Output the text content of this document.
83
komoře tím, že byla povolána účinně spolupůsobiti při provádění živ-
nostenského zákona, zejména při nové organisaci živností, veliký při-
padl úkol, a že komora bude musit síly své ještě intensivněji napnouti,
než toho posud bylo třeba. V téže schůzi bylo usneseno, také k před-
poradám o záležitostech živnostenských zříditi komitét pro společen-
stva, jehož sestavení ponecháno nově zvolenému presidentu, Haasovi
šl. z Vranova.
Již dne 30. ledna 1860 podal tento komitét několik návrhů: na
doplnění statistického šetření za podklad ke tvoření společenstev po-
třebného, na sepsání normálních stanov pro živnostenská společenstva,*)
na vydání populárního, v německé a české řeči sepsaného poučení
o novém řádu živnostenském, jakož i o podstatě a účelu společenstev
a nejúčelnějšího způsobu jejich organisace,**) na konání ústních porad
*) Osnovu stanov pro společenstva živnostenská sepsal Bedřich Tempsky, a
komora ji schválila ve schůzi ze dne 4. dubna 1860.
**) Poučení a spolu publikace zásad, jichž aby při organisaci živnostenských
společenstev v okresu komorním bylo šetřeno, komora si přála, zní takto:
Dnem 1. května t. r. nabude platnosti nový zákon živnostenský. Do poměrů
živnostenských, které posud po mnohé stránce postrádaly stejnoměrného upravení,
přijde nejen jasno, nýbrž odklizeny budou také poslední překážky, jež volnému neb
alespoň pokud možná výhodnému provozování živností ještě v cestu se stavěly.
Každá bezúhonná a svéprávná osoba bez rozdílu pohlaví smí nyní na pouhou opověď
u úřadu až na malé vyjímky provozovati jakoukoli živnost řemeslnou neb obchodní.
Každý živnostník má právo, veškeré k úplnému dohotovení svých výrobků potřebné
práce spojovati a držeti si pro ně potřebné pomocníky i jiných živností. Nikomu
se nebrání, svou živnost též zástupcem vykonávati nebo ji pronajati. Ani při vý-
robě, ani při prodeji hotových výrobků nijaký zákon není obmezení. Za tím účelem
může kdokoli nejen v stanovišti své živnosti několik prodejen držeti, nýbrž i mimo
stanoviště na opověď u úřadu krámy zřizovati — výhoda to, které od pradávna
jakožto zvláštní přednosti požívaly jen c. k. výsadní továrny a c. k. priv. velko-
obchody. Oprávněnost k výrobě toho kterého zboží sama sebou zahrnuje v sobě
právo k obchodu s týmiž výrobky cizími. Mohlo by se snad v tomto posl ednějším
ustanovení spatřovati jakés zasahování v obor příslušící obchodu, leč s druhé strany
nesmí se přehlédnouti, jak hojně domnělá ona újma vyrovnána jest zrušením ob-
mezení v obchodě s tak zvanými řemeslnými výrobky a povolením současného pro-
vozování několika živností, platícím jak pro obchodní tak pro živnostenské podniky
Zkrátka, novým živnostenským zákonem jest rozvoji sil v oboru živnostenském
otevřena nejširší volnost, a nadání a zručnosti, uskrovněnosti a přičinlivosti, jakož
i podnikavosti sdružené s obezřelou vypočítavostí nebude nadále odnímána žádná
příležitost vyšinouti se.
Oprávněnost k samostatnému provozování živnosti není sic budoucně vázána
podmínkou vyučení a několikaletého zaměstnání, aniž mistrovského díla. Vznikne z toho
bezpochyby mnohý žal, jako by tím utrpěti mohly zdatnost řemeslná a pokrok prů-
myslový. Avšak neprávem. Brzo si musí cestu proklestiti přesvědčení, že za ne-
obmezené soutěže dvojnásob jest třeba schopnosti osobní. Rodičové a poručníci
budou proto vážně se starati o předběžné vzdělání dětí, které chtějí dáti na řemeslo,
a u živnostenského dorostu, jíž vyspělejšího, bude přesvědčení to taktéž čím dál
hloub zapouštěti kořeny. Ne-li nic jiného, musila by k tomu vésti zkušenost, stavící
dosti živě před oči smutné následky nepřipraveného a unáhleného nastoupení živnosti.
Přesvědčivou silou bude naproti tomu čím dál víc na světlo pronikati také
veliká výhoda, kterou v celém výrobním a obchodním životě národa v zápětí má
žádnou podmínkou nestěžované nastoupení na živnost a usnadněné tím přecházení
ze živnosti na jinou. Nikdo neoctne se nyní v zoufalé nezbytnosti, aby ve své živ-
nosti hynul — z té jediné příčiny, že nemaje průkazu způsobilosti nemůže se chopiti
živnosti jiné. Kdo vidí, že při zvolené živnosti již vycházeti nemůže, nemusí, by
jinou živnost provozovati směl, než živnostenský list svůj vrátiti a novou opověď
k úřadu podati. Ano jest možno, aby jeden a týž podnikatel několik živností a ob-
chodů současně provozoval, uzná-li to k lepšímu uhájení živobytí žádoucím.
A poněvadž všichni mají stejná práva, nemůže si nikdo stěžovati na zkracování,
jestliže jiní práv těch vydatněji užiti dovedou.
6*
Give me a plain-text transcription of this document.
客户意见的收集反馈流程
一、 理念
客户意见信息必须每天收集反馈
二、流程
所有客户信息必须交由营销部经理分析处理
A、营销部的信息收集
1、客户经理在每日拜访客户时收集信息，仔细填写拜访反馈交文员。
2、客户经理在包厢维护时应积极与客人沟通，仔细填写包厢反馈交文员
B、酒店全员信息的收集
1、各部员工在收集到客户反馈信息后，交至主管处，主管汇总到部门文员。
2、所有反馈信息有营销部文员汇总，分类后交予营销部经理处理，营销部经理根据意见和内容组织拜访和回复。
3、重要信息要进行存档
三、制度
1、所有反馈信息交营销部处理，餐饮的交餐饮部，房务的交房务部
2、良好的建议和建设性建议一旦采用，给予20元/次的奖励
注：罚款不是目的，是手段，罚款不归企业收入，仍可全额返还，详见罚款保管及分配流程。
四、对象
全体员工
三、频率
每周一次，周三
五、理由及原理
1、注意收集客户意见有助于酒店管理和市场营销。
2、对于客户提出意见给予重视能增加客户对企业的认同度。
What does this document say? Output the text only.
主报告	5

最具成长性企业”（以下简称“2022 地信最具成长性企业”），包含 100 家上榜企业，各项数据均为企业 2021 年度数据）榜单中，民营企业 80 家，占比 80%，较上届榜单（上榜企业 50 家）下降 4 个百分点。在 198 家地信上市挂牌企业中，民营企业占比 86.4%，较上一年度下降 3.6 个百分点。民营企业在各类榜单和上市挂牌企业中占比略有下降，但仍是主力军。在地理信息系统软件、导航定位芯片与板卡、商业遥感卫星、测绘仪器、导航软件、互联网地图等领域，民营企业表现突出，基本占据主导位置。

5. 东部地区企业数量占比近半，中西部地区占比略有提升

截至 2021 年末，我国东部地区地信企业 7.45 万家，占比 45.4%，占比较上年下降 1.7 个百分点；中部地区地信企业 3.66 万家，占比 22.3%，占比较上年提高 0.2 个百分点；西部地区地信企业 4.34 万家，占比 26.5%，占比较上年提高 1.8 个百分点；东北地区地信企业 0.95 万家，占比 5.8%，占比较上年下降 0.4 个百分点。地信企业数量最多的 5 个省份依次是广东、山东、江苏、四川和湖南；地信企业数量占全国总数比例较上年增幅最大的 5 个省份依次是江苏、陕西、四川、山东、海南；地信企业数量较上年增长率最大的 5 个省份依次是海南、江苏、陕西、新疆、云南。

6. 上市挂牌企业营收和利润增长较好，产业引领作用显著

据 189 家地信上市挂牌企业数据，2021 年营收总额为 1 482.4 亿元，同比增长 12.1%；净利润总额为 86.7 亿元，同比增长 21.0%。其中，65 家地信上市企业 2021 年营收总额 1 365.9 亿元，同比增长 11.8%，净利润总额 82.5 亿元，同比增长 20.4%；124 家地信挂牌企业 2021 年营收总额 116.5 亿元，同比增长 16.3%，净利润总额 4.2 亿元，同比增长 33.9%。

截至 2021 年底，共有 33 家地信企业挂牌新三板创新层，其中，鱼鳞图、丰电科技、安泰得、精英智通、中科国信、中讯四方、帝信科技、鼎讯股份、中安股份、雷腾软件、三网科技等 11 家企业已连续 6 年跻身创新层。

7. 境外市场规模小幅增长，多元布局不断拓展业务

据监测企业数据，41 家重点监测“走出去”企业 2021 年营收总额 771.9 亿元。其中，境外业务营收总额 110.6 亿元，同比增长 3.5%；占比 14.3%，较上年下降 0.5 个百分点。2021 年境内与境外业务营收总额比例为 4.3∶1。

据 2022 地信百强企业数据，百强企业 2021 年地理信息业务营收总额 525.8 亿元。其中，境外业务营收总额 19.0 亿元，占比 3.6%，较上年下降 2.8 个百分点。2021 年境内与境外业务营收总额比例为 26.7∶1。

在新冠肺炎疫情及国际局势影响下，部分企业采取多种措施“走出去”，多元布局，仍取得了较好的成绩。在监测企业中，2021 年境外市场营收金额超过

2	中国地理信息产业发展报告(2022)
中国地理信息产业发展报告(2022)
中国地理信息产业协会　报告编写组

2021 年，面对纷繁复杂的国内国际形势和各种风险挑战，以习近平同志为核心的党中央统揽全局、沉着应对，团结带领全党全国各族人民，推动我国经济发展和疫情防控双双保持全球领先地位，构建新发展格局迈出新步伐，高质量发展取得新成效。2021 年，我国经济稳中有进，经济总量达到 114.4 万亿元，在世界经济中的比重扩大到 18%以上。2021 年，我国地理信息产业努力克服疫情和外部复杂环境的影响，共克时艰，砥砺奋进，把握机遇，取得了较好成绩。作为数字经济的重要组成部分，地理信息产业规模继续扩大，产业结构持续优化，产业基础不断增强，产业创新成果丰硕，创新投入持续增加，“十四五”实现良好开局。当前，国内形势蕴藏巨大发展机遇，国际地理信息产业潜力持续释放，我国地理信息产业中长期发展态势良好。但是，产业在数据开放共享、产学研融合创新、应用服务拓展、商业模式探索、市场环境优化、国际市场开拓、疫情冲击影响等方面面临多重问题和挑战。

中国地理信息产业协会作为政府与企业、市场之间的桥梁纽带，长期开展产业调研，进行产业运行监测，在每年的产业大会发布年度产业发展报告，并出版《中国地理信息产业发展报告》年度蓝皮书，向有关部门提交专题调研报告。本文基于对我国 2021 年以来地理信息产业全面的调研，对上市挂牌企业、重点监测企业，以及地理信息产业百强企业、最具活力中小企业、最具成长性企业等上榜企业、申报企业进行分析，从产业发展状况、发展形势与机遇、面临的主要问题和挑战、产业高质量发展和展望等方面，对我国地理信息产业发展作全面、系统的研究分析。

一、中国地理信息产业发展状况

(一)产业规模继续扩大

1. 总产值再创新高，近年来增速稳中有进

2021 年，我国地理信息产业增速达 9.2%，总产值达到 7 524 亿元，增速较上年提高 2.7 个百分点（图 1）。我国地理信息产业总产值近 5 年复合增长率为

+ + + +

Copy out each line of the records that holds the string "jinou".

ze živnosti na jinou. Nikdo neoctne se nyní v zoufalé nezbytnosti, aby ve své živ-
jinou živnost provozovati směl, než živnostenský list svůj vrátiti a novou opověď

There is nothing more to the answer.